_Your instructions_
Restate each line of the listing exactly, without carrying over any pictures.
'''
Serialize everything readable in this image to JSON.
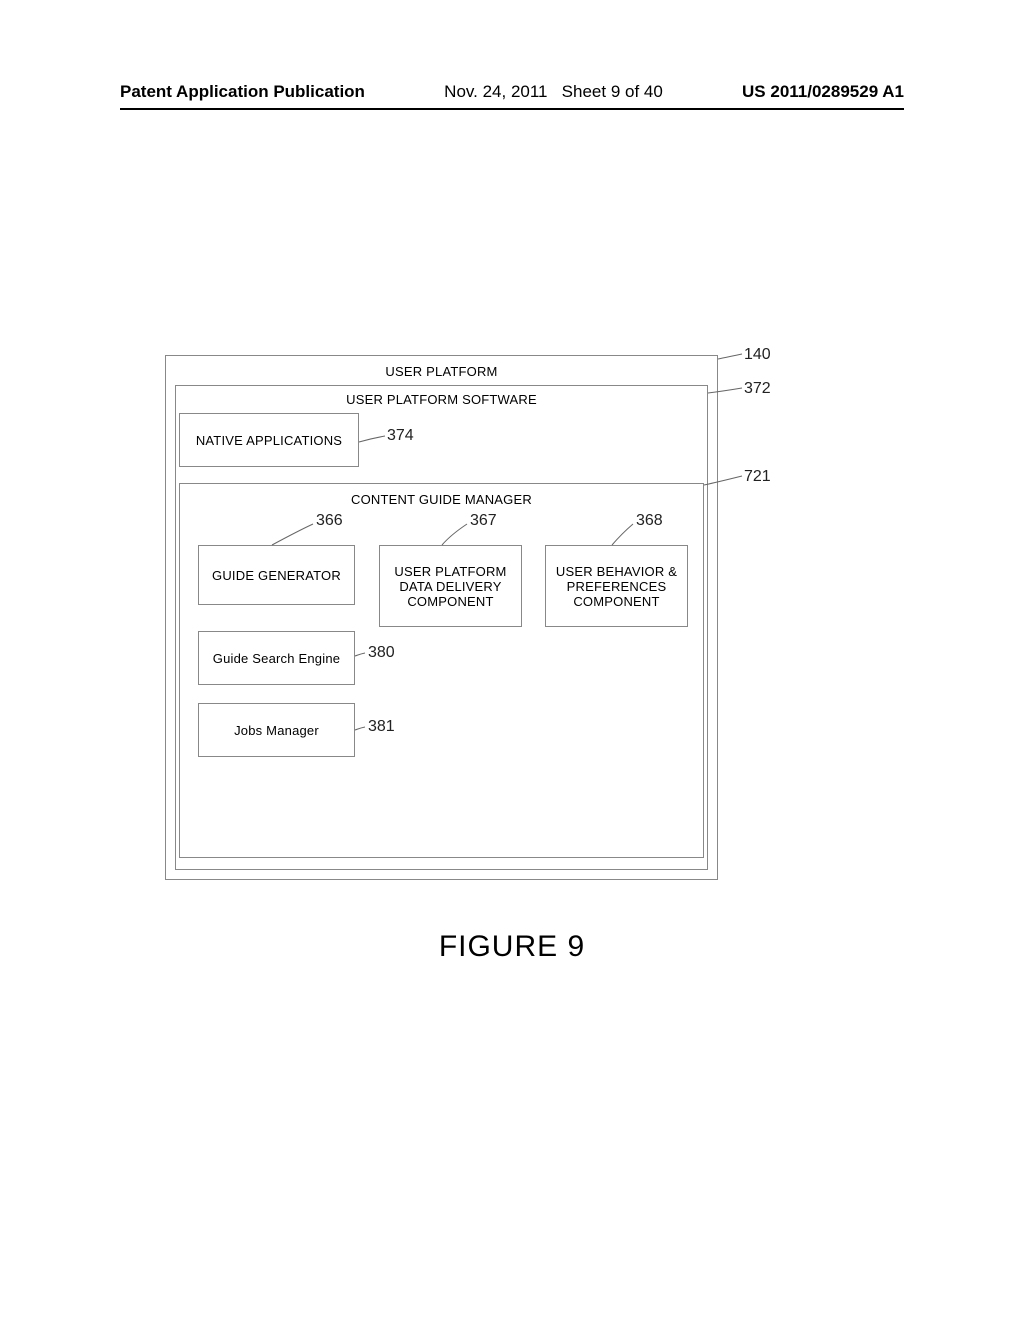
{
  "header": {
    "left": "Patent Application Publication",
    "date": "Nov. 24, 2011",
    "sheet": "Sheet 9 of 40",
    "pubno": "US 2011/0289529 A1"
  },
  "figure_caption": "FIGURE 9",
  "boxes": {
    "user_platform": "USER PLATFORM",
    "software": "USER PLATFORM SOFTWARE",
    "native_apps": "NATIVE APPLICATIONS",
    "content_guide_manager": "CONTENT GUIDE MANAGER",
    "guide_generator": "GUIDE GENERATOR",
    "data_delivery": "USER PLATFORM DATA DELIVERY COMPONENT",
    "behavior_prefs": "USER BEHAVIOR & PREFERENCES COMPONENT",
    "guide_search_engine": "Guide Search Engine",
    "jobs_manager": "Jobs Manager"
  },
  "refs": {
    "r140": "140",
    "r372": "372",
    "r374": "374",
    "r721": "721",
    "r366": "366",
    "r367": "367",
    "r368": "368",
    "r380": "380",
    "r381": "381"
  }
}
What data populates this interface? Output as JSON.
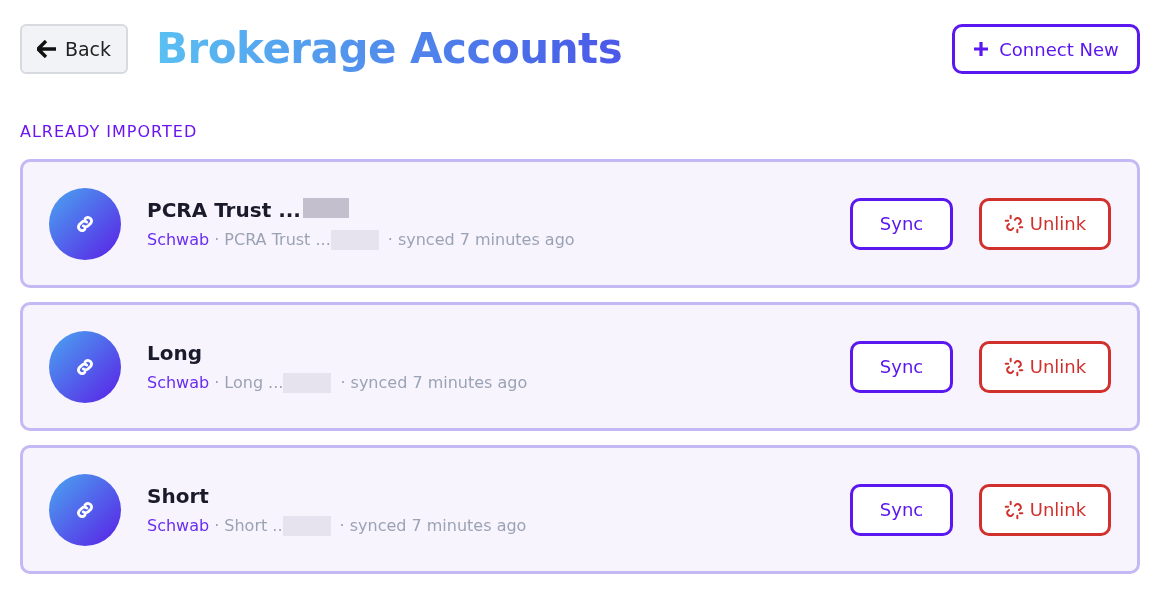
{
  "header": {
    "back_label": "Back",
    "title": "Brokerage Accounts",
    "connect_label": "Connect New"
  },
  "section_label": "ALREADY IMPORTED",
  "accounts": [
    {
      "name": "PCRA Trust ...",
      "name_redacted": true,
      "provider": "Schwab",
      "account": "· PCRA Trust ...",
      "account_redacted": true,
      "synced": "· synced 7 minutes ago",
      "sync_label": "Sync",
      "unlink_label": "Unlink"
    },
    {
      "name": "Long",
      "name_redacted": false,
      "provider": "Schwab",
      "account": "· Long ...",
      "account_redacted": true,
      "synced": "· synced 7 minutes ago",
      "sync_label": "Sync",
      "unlink_label": "Unlink"
    },
    {
      "name": "Short",
      "name_redacted": false,
      "provider": "Schwab",
      "account": "· Short ..",
      "account_redacted": true,
      "synced": "· synced 7 minutes ago",
      "sync_label": "Sync",
      "unlink_label": "Unlink"
    }
  ]
}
'''
_Completed task_
Serialize everything readable in this image to JSON.
{
  "header": {
    "left": "Patent Application Publication",
    "date": "Nov. 24, 2011",
    "sheet": "Sheet 9 of 40",
    "pubno": "US 2011/0289529 A1"
  },
  "figure_caption": "FIGURE 9",
  "boxes": {
    "user_platform": "USER PLATFORM",
    "software": "USER PLATFORM SOFTWARE",
    "native_apps": "NATIVE APPLICATIONS",
    "content_guide_manager": "CONTENT GUIDE MANAGER",
    "guide_generator": "GUIDE GENERATOR",
    "data_delivery": "USER PLATFORM DATA DELIVERY COMPONENT",
    "behavior_prefs": "USER BEHAVIOR & PREFERENCES COMPONENT",
    "guide_search_engine": "Guide Search Engine",
    "jobs_manager": "Jobs Manager"
  },
  "refs": {
    "r140": "140",
    "r372": "372",
    "r374": "374",
    "r721": "721",
    "r366": "366",
    "r367": "367",
    "r368": "368",
    "r380": "380",
    "r381": "381"
  }
}
What data populates this interface? Output as JSON.
{
  "header": {
    "back_label": "Back",
    "title": "Brokerage Accounts",
    "connect_label": "Connect New"
  },
  "section_label": "ALREADY IMPORTED",
  "accounts": [
    {
      "name": "PCRA Trust ...",
      "name_redacted": true,
      "provider": "Schwab",
      "account": "· PCRA Trust ...",
      "account_redacted": true,
      "synced": "· synced 7 minutes ago",
      "sync_label": "Sync",
      "unlink_label": "Unlink"
    },
    {
      "name": "Long",
      "name_redacted": false,
      "provider": "Schwab",
      "account": "· Long ...",
      "account_redacted": true,
      "synced": "· synced 7 minutes ago",
      "sync_label": "Sync",
      "unlink_label": "Unlink"
    },
    {
      "name": "Short",
      "name_redacted": false,
      "provider": "Schwab",
      "account": "· Short ..",
      "account_redacted": true,
      "synced": "· synced 7 minutes ago",
      "sync_label": "Sync",
      "unlink_label": "Unlink"
    }
  ]
}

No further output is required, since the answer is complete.